▸ Selected excerpt
By Rose Murray Brown MW   Published in The Scotsman 17 February 2018

The Carignan grape has gone from boom to bust.  Once the most planted grape in France in the C20, it then fell from favour and growers ripped out their Carignan vines replacing them with the more popular Merlot.  Now it is coming back in favour again.

“Carignan is known as the bad boy of the Languedoc”, says Katie Jones of Domaine Jones (pictured centre), an Englishwoman who owns a patch of 100 year old Carignan vines in Maury, Roussillon.

“This black grape was once prized for its high yields, which made rather average wine and often disappeared into blends”, says Jones. “Now Carignan is seeing something of a renaissance as growers realise that old bush vine Carignan and small yields make a lovely concentrated wine”, she says.

If yields are not contained, Carignan can produce four times as much as Cabernet Sauvignon, so it is no wonder it infiltrated the Midi in post-war France, where it became the backbone of Fitou and other southern French blends

But it can be a very awkward grape to grow.  It ripens late so needs a warm climate, is susceptible to mildew and its stalks are so tough hand harvesting is essential.  If yields are not kept low, it can make an unforgivingly tough and sometimes rather unpleasantly tannic high acid wine.  Today there are around 300,000 acres of Carignan in France, about half the amount grubbed up under the EU vine pull scheme in 1980’s.

Now this much-maligned grape is seeing a change in its fortunes in France and across the world.  It is believed to have originated from Aragon in Spain and is still found in Catalonia (called Samso), Priorat and Rioja (Mazuelo) – and in Italy on the island of Sardinia owned by the Spanish for four centuries (known as Carignano) where it makes fine lush reds.  In the New World, it has a following in South Africa, California, Mexico, Argentina and Chile.

▸ Data extract
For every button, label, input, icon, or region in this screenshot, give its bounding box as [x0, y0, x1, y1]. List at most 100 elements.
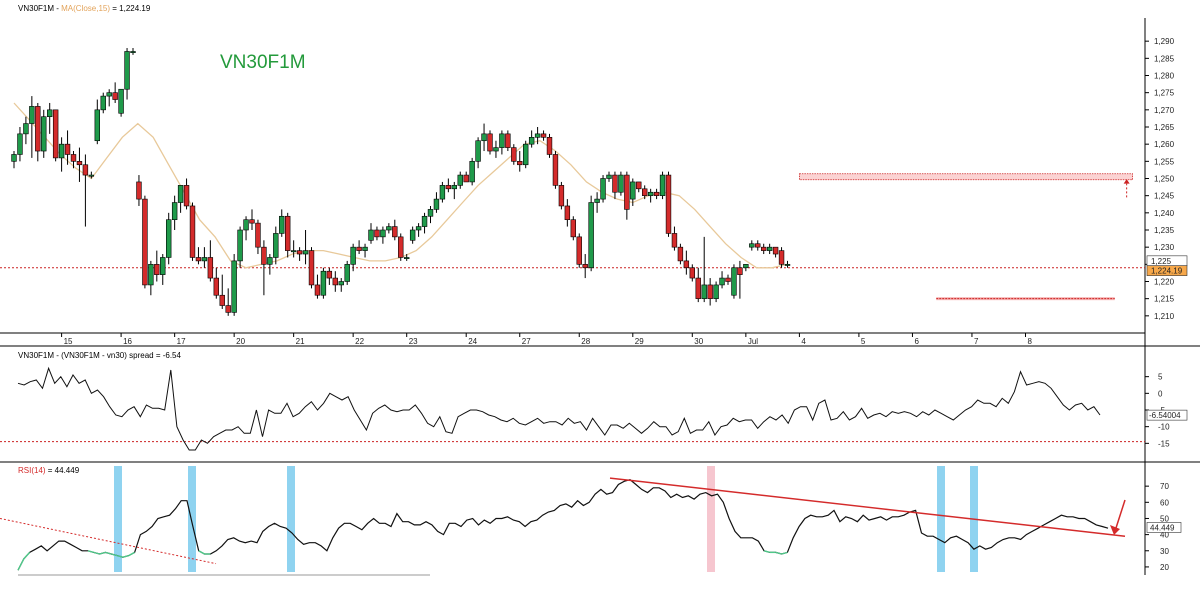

▸ Goal
List the New World places where the article on the Carignan grape says the grape has a following.

▸ Task output
South Africa, California, Mexico, Argentina and Chile.